Provided records:
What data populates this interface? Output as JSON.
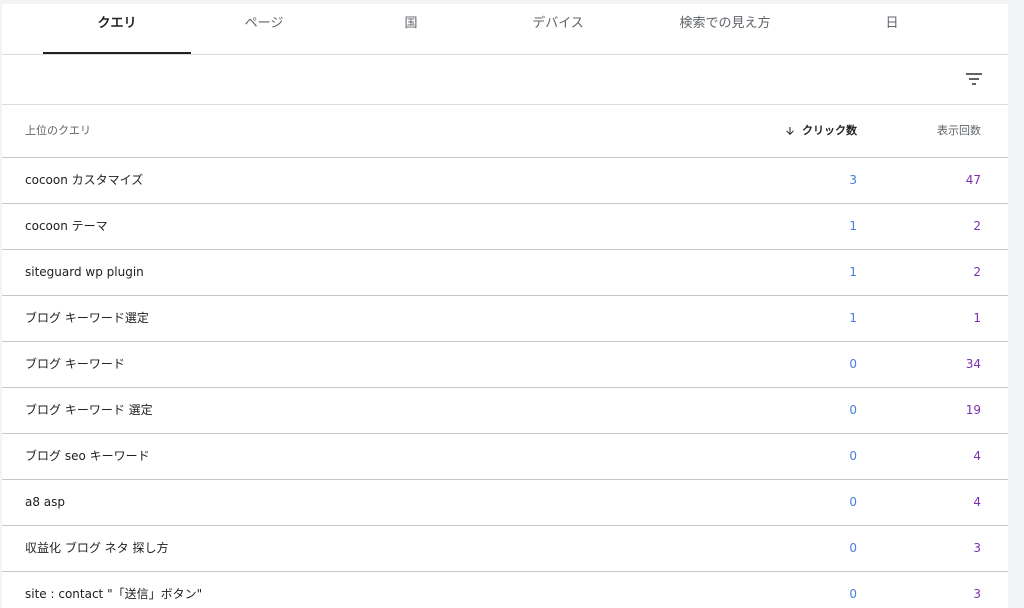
{
  "tabs": [
    {
      "label": "クエリ",
      "active": true
    },
    {
      "label": "ページ",
      "active": false
    },
    {
      "label": "国",
      "active": false
    },
    {
      "label": "デバイス",
      "active": false
    },
    {
      "label": "検索での見え方",
      "active": false
    },
    {
      "label": "日",
      "active": false
    }
  ],
  "filter": {
    "icon": "filter-list-icon"
  },
  "table": {
    "headers": {
      "query": "上位のクエリ",
      "clicks": "クリック数",
      "impressions": "表示回数",
      "sort_icon": "arrow-downward-icon"
    },
    "rows": [
      {
        "query": "cocoon カスタマイズ",
        "clicks": "3",
        "impressions": "47"
      },
      {
        "query": "cocoon テーマ",
        "clicks": "1",
        "impressions": "2"
      },
      {
        "query": "siteguard wp plugin",
        "clicks": "1",
        "impressions": "2"
      },
      {
        "query": "ブログ キーワード選定",
        "clicks": "1",
        "impressions": "1"
      },
      {
        "query": "ブログ キーワード",
        "clicks": "0",
        "impressions": "34"
      },
      {
        "query": "ブログ キーワード 選定",
        "clicks": "0",
        "impressions": "19"
      },
      {
        "query": "ブログ seo キーワード",
        "clicks": "0",
        "impressions": "4"
      },
      {
        "query": "a8 asp",
        "clicks": "0",
        "impressions": "4"
      },
      {
        "query": "収益化 ブログ ネタ 探し方",
        "clicks": "0",
        "impressions": "3"
      },
      {
        "query": "site : contact \"「送信」ボタン\"",
        "clicks": "0",
        "impressions": "3"
      }
    ]
  },
  "colors": {
    "clicks": "#4a7ee0",
    "impressions": "#7b2fb5",
    "active_tab": "#202124"
  }
}
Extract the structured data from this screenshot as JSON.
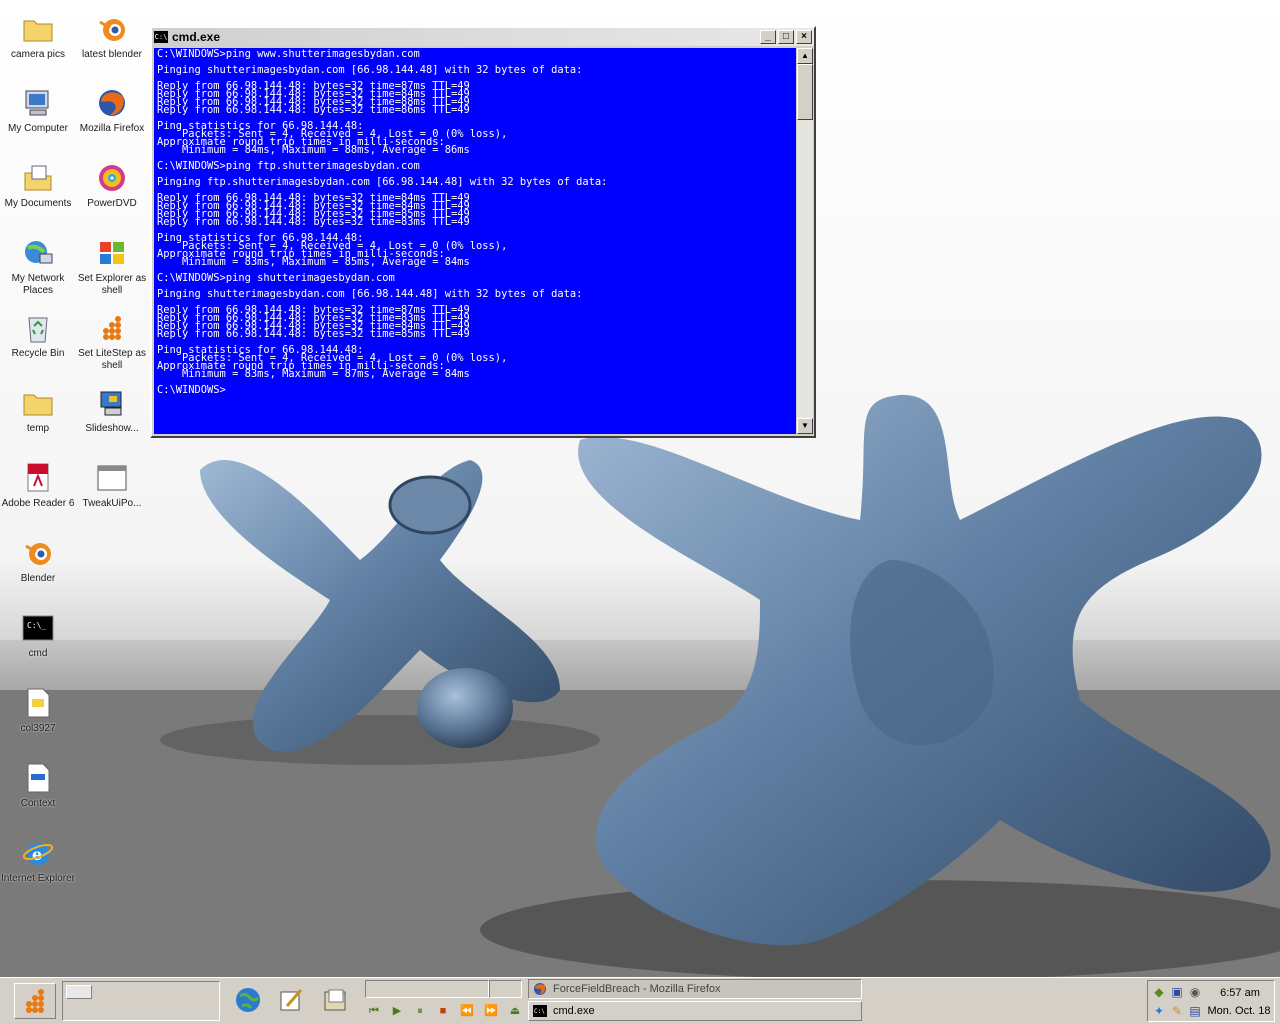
{
  "desktop": {
    "icons": [
      {
        "label": "camera pics",
        "icon": "folder-icon"
      },
      {
        "label": "latest blender",
        "icon": "blender-icon"
      },
      {
        "label": "My Computer",
        "icon": "computer-icon"
      },
      {
        "label": "Mozilla Firefox",
        "icon": "firefox-icon"
      },
      {
        "label": "My Documents",
        "icon": "documents-folder-icon"
      },
      {
        "label": "PowerDVD",
        "icon": "dvd-icon"
      },
      {
        "label": "My Network Places",
        "icon": "network-icon"
      },
      {
        "label": "Set Explorer as shell",
        "icon": "windows-flag-icon"
      },
      {
        "label": "Recycle Bin",
        "icon": "recycle-bin-icon"
      },
      {
        "label": "Set LiteStep as shell",
        "icon": "litestep-icon"
      },
      {
        "label": "temp",
        "icon": "folder-icon"
      },
      {
        "label": "Slideshow...",
        "icon": "slideshow-icon"
      },
      {
        "label": "Adobe Reader 6",
        "icon": "adobe-reader-icon"
      },
      {
        "label": "TweakUiPo...",
        "icon": "window-icon"
      },
      {
        "label": "Blender",
        "icon": "blender-icon"
      },
      {
        "label": "cmd",
        "icon": "console-icon"
      },
      {
        "label": "col3927",
        "icon": "document-icon"
      },
      {
        "label": "Context",
        "icon": "document-icon"
      },
      {
        "label": "Internet Explorer",
        "icon": "internet-explorer-icon"
      }
    ]
  },
  "cmd_window": {
    "title": "cmd.exe",
    "icon_text": "C:\\",
    "minimize": "_",
    "maximize": "□",
    "close": "×",
    "lines": [
      "C:\\WINDOWS>ping www.shutterimagesbydan.com",
      "",
      "Pinging shutterimagesbydan.com [66.98.144.48] with 32 bytes of data:",
      "",
      "Reply from 66.98.144.48: bytes=32 time=87ms TTL=49",
      "Reply from 66.98.144.48: bytes=32 time=84ms TTL=49",
      "Reply from 66.98.144.48: bytes=32 time=88ms TTL=49",
      "Reply from 66.98.144.48: bytes=32 time=86ms TTL=49",
      "",
      "Ping statistics for 66.98.144.48:",
      "    Packets: Sent = 4, Received = 4, Lost = 0 (0% loss),",
      "Approximate round trip times in milli-seconds:",
      "    Minimum = 84ms, Maximum = 88ms, Average = 86ms",
      "",
      "C:\\WINDOWS>ping ftp.shutterimagesbydan.com",
      "",
      "Pinging ftp.shutterimagesbydan.com [66.98.144.48] with 32 bytes of data:",
      "",
      "Reply from 66.98.144.48: bytes=32 time=84ms TTL=49",
      "Reply from 66.98.144.48: bytes=32 time=84ms TTL=49",
      "Reply from 66.98.144.48: bytes=32 time=85ms TTL=49",
      "Reply from 66.98.144.48: bytes=32 time=83ms TTL=49",
      "",
      "Ping statistics for 66.98.144.48:",
      "    Packets: Sent = 4, Received = 4, Lost = 0 (0% loss),",
      "Approximate round trip times in milli-seconds:",
      "    Minimum = 83ms, Maximum = 85ms, Average = 84ms",
      "",
      "C:\\WINDOWS>ping shutterimagesbydan.com",
      "",
      "Pinging shutterimagesbydan.com [66.98.144.48] with 32 bytes of data:",
      "",
      "Reply from 66.98.144.48: bytes=32 time=87ms TTL=49",
      "Reply from 66.98.144.48: bytes=32 time=83ms TTL=49",
      "Reply from 66.98.144.48: bytes=32 time=84ms TTL=49",
      "Reply from 66.98.144.48: bytes=32 time=85ms TTL=49",
      "",
      "Ping statistics for 66.98.144.48:",
      "    Packets: Sent = 4, Received = 4, Lost = 0 (0% loss),",
      "Approximate round trip times in milli-seconds:",
      "    Minimum = 83ms, Maximum = 87ms, Average = 84ms",
      "",
      "C:\\WINDOWS>"
    ],
    "colors": {
      "background": "#0000ff",
      "foreground": "#ffffff"
    }
  },
  "taskbar": {
    "tasks": [
      {
        "label": "ForceFieldBreach - Mozilla Firefox",
        "icon": "firefox-icon"
      },
      {
        "label": "cmd.exe",
        "icon": "console-icon"
      }
    ],
    "media_controls": [
      "previous-icon",
      "play-icon",
      "pause-icon",
      "stop-icon",
      "rewind-icon",
      "forward-icon",
      "eject-icon"
    ],
    "clock": {
      "time": "6:57 am",
      "date": "Mon. Oct. 18"
    }
  }
}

Task directions:
Restate the whole listing above exactly, please, omitting every image.

Output for this exercise:
What data populates this interface? Output as JSON.
{
  "tabs": [
    {
      "label": "クエリ",
      "active": true
    },
    {
      "label": "ページ",
      "active": false
    },
    {
      "label": "国",
      "active": false
    },
    {
      "label": "デバイス",
      "active": false
    },
    {
      "label": "検索での見え方",
      "active": false
    },
    {
      "label": "日",
      "active": false
    }
  ],
  "filter": {
    "icon": "filter-list-icon"
  },
  "table": {
    "headers": {
      "query": "上位のクエリ",
      "clicks": "クリック数",
      "impressions": "表示回数",
      "sort_icon": "arrow-downward-icon"
    },
    "rows": [
      {
        "query": "cocoon カスタマイズ",
        "clicks": "3",
        "impressions": "47"
      },
      {
        "query": "cocoon テーマ",
        "clicks": "1",
        "impressions": "2"
      },
      {
        "query": "siteguard wp plugin",
        "clicks": "1",
        "impressions": "2"
      },
      {
        "query": "ブログ キーワード選定",
        "clicks": "1",
        "impressions": "1"
      },
      {
        "query": "ブログ キーワード",
        "clicks": "0",
        "impressions": "34"
      },
      {
        "query": "ブログ キーワード 選定",
        "clicks": "0",
        "impressions": "19"
      },
      {
        "query": "ブログ seo キーワード",
        "clicks": "0",
        "impressions": "4"
      },
      {
        "query": "a8 asp",
        "clicks": "0",
        "impressions": "4"
      },
      {
        "query": "収益化 ブログ ネタ 探し方",
        "clicks": "0",
        "impressions": "3"
      },
      {
        "query": "site : contact \"「送信」ボタン\"",
        "clicks": "0",
        "impressions": "3"
      }
    ]
  },
  "colors": {
    "clicks": "#4a7ee0",
    "impressions": "#7b2fb5",
    "active_tab": "#202124"
  }
}
Extract the structured data from this screenshot as JSON.
{
  "desktop": {
    "icons": [
      {
        "label": "camera pics",
        "icon": "folder-icon"
      },
      {
        "label": "latest blender",
        "icon": "blender-icon"
      },
      {
        "label": "My Computer",
        "icon": "computer-icon"
      },
      {
        "label": "Mozilla Firefox",
        "icon": "firefox-icon"
      },
      {
        "label": "My Documents",
        "icon": "documents-folder-icon"
      },
      {
        "label": "PowerDVD",
        "icon": "dvd-icon"
      },
      {
        "label": "My Network Places",
        "icon": "network-icon"
      },
      {
        "label": "Set Explorer as shell",
        "icon": "windows-flag-icon"
      },
      {
        "label": "Recycle Bin",
        "icon": "recycle-bin-icon"
      },
      {
        "label": "Set LiteStep as shell",
        "icon": "litestep-icon"
      },
      {
        "label": "temp",
        "icon": "folder-icon"
      },
      {
        "label": "Slideshow...",
        "icon": "slideshow-icon"
      },
      {
        "label": "Adobe Reader 6",
        "icon": "adobe-reader-icon"
      },
      {
        "label": "TweakUiPo...",
        "icon": "window-icon"
      },
      {
        "label": "Blender",
        "icon": "blender-icon"
      },
      {
        "label": "cmd",
        "icon": "console-icon"
      },
      {
        "label": "col3927",
        "icon": "document-icon"
      },
      {
        "label": "Context",
        "icon": "document-icon"
      },
      {
        "label": "Internet Explorer",
        "icon": "internet-explorer-icon"
      }
    ]
  },
  "cmd_window": {
    "title": "cmd.exe",
    "icon_text": "C:\\",
    "minimize": "_",
    "maximize": "□",
    "close": "×",
    "lines": [
      "C:\\WINDOWS>ping www.shutterimagesbydan.com",
      "",
      "Pinging shutterimagesbydan.com [66.98.144.48] with 32 bytes of data:",
      "",
      "Reply from 66.98.144.48: bytes=32 time=87ms TTL=49",
      "Reply from 66.98.144.48: bytes=32 time=84ms TTL=49",
      "Reply from 66.98.144.48: bytes=32 time=88ms TTL=49",
      "Reply from 66.98.144.48: bytes=32 time=86ms TTL=49",
      "",
      "Ping statistics for 66.98.144.48:",
      "    Packets: Sent = 4, Received = 4, Lost = 0 (0% loss),",
      "Approximate round trip times in milli-seconds:",
      "    Minimum = 84ms, Maximum = 88ms, Average = 86ms",
      "",
      "C:\\WINDOWS>ping ftp.shutterimagesbydan.com",
      "",
      "Pinging ftp.shutterimagesbydan.com [66.98.144.48] with 32 bytes of data:",
      "",
      "Reply from 66.98.144.48: bytes=32 time=84ms TTL=49",
      "Reply from 66.98.144.48: bytes=32 time=84ms TTL=49",
      "Reply from 66.98.144.48: bytes=32 time=85ms TTL=49",
      "Reply from 66.98.144.48: bytes=32 time=83ms TTL=49",
      "",
      "Ping statistics for 66.98.144.48:",
      "    Packets: Sent = 4, Received = 4, Lost = 0 (0% loss),",
      "Approximate round trip times in milli-seconds:",
      "    Minimum = 83ms, Maximum = 85ms, Average = 84ms",
      "",
      "C:\\WINDOWS>ping shutterimagesbydan.com",
      "",
      "Pinging shutterimagesbydan.com [66.98.144.48] with 32 bytes of data:",
      "",
      "Reply from 66.98.144.48: bytes=32 time=87ms TTL=49",
      "Reply from 66.98.144.48: bytes=32 time=83ms TTL=49",
      "Reply from 66.98.144.48: bytes=32 time=84ms TTL=49",
      "Reply from 66.98.144.48: bytes=32 time=85ms TTL=49",
      "",
      "Ping statistics for 66.98.144.48:",
      "    Packets: Sent = 4, Received = 4, Lost = 0 (0% loss),",
      "Approximate round trip times in milli-seconds:",
      "    Minimum = 83ms, Maximum = 87ms, Average = 84ms",
      "",
      "C:\\WINDOWS>"
    ],
    "colors": {
      "background": "#0000ff",
      "foreground": "#ffffff"
    }
  },
  "taskbar": {
    "tasks": [
      {
        "label": "ForceFieldBreach - Mozilla Firefox",
        "icon": "firefox-icon"
      },
      {
        "label": "cmd.exe",
        "icon": "console-icon"
      }
    ],
    "media_controls": [
      "previous-icon",
      "play-icon",
      "pause-icon",
      "stop-icon",
      "rewind-icon",
      "forward-icon",
      "eject-icon"
    ],
    "clock": {
      "time": "6:57 am",
      "date": "Mon. Oct. 18"
    }
  }
}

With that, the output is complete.